>> begin
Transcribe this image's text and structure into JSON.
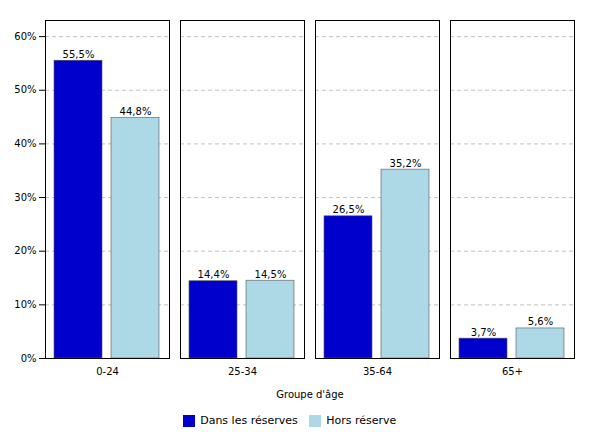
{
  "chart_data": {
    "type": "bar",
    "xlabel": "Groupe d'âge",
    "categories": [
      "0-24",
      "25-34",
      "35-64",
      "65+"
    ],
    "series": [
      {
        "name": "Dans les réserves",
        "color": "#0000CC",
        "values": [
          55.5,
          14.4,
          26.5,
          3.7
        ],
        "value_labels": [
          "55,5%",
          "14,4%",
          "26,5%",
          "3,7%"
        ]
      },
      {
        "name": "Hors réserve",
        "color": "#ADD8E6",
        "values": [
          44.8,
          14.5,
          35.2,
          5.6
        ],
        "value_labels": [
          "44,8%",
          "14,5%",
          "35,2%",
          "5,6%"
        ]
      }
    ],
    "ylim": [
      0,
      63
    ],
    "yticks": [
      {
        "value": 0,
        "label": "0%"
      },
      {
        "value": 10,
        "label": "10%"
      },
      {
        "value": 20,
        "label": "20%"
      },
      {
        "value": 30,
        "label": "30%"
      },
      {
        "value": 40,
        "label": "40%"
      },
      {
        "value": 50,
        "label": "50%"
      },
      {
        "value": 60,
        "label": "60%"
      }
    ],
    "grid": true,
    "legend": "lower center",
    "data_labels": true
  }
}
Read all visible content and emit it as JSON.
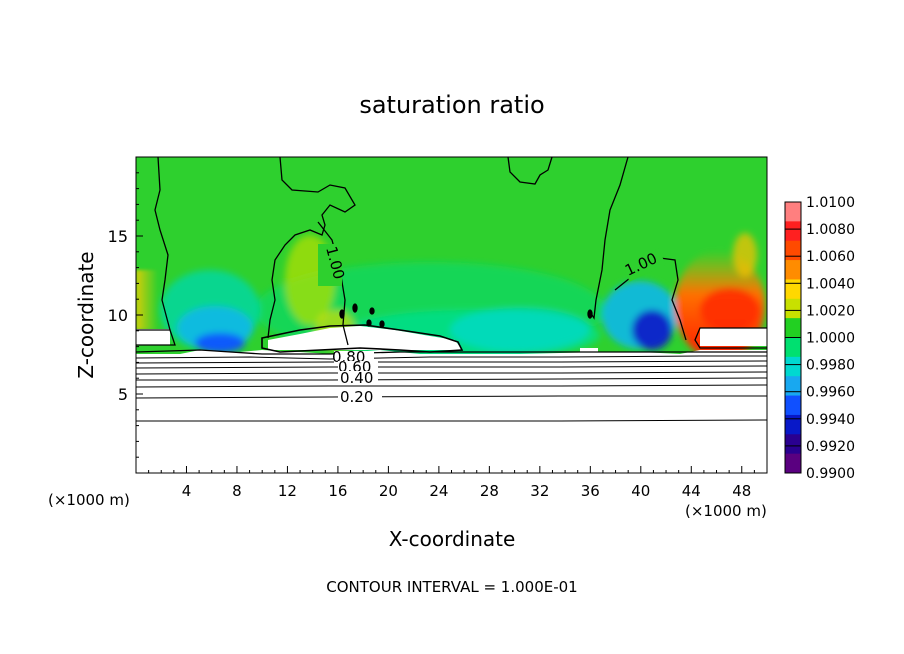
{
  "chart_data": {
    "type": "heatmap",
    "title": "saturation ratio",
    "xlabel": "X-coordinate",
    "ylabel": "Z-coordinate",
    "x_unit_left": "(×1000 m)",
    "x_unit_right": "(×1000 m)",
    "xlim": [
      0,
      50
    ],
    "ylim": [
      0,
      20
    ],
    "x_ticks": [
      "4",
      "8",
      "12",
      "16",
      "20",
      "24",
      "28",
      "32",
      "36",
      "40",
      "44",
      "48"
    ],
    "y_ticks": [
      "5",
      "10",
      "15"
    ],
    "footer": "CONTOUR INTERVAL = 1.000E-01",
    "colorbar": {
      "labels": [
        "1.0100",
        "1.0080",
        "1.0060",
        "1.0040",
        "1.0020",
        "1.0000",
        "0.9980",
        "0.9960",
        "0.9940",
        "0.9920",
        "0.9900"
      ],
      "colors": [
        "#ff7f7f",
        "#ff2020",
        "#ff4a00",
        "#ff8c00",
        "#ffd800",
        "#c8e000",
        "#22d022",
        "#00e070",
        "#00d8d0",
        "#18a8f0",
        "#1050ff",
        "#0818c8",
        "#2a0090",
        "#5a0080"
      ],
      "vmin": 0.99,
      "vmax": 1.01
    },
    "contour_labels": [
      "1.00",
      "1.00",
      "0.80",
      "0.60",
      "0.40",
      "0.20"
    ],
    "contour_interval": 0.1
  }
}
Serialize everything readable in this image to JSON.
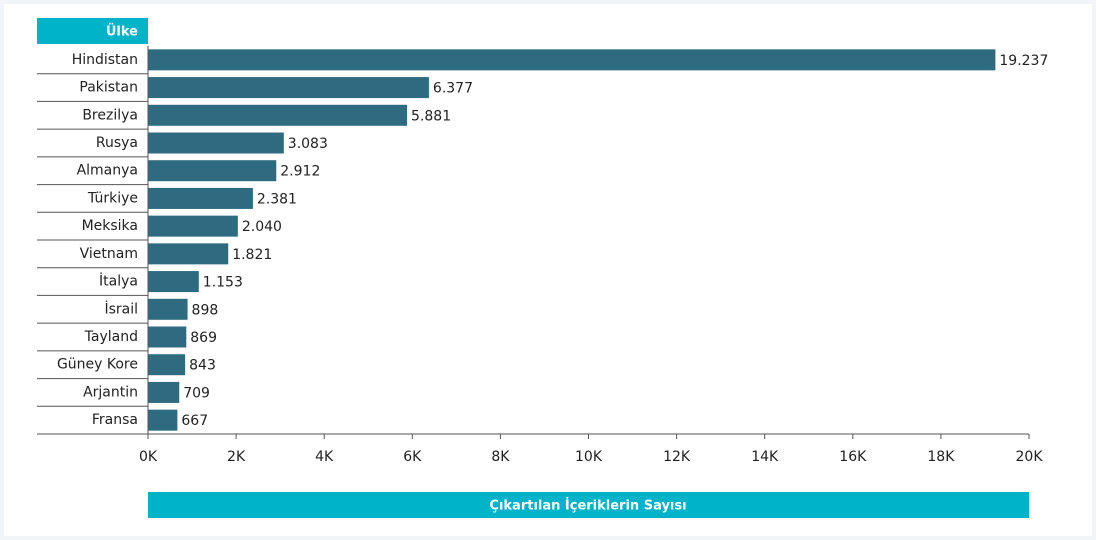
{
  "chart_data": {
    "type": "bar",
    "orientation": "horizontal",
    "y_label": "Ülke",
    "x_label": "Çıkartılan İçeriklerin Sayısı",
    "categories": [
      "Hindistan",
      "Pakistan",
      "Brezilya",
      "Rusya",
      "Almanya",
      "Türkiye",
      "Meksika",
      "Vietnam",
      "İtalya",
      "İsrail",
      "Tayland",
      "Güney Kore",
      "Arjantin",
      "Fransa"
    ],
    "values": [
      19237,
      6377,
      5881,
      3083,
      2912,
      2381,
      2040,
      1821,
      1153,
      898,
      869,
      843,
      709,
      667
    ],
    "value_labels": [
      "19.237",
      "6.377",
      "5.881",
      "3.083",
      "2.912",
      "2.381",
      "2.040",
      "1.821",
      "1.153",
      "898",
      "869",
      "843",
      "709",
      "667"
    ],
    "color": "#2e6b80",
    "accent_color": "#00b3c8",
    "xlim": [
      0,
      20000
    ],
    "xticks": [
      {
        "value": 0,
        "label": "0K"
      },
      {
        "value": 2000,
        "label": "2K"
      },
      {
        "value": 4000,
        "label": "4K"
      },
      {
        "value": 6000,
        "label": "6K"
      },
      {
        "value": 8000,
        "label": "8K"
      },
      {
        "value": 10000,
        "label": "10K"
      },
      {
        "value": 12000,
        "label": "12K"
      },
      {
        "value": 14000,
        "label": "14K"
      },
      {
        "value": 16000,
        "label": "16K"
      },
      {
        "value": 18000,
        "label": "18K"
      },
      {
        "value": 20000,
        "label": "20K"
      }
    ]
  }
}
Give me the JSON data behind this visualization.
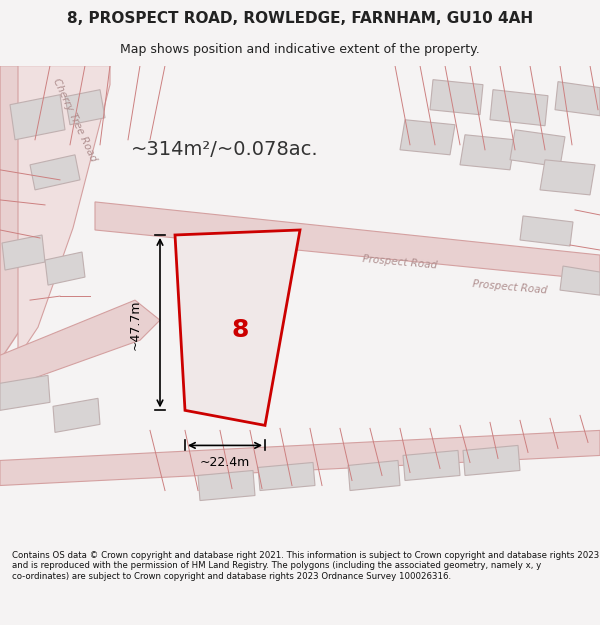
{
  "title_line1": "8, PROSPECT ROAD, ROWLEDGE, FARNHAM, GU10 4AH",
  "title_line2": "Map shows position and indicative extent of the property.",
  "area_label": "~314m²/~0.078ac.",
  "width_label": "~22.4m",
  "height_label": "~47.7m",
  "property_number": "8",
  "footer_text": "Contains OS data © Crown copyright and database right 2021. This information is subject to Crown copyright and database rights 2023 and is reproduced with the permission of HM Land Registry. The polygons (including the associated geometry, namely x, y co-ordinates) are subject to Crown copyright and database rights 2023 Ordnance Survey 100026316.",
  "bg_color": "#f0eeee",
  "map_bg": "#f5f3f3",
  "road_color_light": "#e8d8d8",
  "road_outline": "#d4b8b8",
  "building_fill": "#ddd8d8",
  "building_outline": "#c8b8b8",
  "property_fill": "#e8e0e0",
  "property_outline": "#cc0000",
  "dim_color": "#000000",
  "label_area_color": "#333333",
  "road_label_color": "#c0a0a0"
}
>> end
* THE REQUEST *
Identify each line of the material where the word "JSON" shows up, and copy it.

* EXERCISE OUTPUT *
Transcribe this image's text and structure into JSON.
Read all visible content and emit it as JSON.
Serialize everything readable in this image to JSON.
Give me the JSON data behind this visualization.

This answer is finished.